_Items from a figure collection_
=-=-=

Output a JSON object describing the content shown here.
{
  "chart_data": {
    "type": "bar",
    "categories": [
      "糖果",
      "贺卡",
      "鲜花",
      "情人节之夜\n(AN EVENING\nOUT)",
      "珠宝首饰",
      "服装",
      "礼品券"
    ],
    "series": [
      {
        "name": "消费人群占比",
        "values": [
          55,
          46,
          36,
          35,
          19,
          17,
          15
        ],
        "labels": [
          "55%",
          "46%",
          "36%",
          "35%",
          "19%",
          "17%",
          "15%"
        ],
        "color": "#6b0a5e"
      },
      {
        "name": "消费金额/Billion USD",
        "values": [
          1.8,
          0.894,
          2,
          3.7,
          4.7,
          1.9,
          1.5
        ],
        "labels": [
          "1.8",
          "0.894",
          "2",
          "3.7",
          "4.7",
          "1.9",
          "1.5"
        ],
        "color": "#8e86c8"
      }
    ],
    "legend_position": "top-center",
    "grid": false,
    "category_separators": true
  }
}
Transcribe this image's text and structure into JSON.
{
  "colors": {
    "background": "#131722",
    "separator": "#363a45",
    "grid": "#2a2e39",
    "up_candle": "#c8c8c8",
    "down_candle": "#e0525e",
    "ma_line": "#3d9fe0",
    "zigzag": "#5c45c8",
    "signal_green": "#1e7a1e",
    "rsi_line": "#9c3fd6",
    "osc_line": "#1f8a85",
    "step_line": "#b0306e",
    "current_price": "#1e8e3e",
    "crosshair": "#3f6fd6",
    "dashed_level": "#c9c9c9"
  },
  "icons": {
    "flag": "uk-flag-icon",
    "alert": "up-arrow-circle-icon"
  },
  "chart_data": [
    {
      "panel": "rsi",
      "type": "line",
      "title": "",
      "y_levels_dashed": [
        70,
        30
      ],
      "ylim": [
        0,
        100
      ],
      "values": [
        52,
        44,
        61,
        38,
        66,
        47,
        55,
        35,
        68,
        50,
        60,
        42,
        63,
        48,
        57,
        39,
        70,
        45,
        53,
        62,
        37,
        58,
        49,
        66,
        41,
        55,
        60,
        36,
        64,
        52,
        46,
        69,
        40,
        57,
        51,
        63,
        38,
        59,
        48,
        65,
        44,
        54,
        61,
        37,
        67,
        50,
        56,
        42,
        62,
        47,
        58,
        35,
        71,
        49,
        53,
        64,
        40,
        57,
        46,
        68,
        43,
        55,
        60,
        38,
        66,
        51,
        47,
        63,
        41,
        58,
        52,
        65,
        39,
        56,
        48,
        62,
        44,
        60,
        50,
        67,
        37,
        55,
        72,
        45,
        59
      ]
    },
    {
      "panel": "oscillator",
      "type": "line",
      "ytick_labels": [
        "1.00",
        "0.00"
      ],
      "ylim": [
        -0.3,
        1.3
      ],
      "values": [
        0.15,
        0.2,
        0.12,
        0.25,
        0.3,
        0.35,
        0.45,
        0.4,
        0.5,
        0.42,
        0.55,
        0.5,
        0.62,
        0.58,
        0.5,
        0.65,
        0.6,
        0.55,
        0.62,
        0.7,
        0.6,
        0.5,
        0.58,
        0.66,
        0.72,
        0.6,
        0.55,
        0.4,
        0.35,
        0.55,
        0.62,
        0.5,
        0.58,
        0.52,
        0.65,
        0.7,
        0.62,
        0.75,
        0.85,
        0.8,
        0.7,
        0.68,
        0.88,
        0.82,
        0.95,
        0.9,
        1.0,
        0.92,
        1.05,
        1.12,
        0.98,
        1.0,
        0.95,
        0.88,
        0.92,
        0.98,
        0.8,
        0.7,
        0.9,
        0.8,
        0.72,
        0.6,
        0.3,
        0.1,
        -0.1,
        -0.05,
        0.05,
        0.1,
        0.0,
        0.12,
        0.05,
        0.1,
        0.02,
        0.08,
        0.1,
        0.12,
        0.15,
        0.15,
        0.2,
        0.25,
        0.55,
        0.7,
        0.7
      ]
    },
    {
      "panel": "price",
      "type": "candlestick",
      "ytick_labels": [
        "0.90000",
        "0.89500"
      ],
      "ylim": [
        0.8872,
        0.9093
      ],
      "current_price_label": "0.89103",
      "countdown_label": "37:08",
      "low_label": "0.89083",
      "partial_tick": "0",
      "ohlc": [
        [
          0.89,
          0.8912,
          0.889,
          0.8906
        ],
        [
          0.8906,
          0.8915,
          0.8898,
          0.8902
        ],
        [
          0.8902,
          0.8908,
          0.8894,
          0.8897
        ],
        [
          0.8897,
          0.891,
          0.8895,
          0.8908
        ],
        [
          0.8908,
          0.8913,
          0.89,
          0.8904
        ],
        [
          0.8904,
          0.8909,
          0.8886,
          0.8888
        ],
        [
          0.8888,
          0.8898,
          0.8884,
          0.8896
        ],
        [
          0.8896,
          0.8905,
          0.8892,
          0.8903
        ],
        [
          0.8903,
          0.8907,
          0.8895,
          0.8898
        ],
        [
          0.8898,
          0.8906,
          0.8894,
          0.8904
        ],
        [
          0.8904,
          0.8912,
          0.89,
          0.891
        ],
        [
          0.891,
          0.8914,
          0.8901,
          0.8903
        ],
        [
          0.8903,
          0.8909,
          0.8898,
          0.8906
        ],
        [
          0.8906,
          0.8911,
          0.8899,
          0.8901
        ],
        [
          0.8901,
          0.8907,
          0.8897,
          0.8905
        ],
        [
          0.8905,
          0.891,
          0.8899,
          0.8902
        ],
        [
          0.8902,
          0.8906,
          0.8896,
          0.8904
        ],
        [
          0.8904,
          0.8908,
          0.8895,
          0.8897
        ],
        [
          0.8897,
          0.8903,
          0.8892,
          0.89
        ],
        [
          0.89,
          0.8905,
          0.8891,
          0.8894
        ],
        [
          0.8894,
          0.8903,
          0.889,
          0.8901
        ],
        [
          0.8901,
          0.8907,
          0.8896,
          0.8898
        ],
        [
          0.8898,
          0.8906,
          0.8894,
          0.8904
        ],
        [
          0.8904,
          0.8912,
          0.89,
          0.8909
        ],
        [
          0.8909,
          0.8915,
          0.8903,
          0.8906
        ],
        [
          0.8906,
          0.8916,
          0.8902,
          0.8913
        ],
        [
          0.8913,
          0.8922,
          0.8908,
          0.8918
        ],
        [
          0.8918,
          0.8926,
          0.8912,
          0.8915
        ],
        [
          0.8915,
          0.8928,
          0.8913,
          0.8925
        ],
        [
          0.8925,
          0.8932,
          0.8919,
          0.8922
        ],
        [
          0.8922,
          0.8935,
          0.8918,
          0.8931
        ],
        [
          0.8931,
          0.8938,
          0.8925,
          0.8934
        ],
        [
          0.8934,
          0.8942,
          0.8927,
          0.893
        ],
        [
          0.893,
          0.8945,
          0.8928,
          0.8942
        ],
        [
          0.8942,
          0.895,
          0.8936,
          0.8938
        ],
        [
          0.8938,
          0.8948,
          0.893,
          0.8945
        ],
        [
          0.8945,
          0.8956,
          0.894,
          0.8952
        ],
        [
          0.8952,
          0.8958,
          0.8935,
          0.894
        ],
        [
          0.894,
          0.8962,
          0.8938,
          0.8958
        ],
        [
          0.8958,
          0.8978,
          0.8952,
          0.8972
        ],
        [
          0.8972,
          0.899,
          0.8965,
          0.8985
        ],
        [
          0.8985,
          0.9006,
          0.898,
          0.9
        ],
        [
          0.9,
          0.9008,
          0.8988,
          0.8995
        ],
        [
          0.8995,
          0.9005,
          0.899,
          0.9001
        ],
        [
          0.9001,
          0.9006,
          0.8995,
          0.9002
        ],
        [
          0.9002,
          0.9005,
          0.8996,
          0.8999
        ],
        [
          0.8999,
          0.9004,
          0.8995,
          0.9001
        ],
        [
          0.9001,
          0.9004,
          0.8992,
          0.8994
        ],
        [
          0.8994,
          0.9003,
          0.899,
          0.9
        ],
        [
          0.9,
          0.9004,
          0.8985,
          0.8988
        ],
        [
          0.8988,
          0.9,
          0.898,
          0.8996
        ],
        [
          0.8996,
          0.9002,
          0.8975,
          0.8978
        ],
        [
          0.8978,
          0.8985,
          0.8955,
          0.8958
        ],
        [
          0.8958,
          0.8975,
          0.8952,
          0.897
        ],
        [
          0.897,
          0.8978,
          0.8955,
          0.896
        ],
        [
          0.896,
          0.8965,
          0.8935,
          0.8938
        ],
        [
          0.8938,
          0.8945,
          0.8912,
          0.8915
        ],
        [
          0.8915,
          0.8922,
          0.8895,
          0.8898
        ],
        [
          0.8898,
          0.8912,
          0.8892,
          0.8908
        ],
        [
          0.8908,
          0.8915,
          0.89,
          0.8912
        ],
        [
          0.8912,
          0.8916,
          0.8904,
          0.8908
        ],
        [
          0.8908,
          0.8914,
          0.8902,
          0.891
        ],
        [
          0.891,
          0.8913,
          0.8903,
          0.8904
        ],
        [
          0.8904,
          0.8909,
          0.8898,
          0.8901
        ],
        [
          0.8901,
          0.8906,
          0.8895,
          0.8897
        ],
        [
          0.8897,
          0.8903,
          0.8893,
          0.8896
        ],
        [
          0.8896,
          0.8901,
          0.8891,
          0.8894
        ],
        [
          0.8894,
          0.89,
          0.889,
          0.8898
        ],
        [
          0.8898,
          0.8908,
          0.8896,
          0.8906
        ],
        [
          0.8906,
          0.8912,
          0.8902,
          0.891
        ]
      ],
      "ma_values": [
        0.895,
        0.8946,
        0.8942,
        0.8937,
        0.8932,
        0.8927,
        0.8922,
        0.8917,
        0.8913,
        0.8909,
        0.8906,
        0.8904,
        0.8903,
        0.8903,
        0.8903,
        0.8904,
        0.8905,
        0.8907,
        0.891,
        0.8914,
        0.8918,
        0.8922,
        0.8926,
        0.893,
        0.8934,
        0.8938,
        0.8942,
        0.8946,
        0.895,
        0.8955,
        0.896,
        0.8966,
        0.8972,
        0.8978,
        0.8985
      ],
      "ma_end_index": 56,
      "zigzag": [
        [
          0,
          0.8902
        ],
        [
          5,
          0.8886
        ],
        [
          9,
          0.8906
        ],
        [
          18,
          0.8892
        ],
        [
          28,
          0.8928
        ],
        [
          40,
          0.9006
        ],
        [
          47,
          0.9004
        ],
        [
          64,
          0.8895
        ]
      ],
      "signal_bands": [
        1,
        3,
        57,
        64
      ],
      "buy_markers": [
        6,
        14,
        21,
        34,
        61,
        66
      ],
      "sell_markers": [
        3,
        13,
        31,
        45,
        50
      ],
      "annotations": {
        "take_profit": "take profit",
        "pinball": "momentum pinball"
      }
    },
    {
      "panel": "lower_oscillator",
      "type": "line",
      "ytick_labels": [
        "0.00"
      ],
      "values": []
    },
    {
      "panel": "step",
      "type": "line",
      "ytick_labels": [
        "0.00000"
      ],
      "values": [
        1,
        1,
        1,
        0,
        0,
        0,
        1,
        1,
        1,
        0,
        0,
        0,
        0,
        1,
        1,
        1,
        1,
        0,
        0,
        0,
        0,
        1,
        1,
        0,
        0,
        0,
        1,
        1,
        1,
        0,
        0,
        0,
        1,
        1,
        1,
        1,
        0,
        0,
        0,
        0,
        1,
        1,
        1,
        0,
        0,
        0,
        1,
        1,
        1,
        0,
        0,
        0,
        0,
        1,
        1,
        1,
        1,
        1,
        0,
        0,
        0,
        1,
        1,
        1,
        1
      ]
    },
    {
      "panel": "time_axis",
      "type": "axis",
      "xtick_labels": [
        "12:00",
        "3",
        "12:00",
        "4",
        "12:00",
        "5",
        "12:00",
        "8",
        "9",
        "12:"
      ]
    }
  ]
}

=-=-=

_Problem statement_
Using the entries above, return each line that includes the word "JSON".

_Finished answer_
Output a JSON object describing the content shown here.
Transcribe this image's text and structure into JSON.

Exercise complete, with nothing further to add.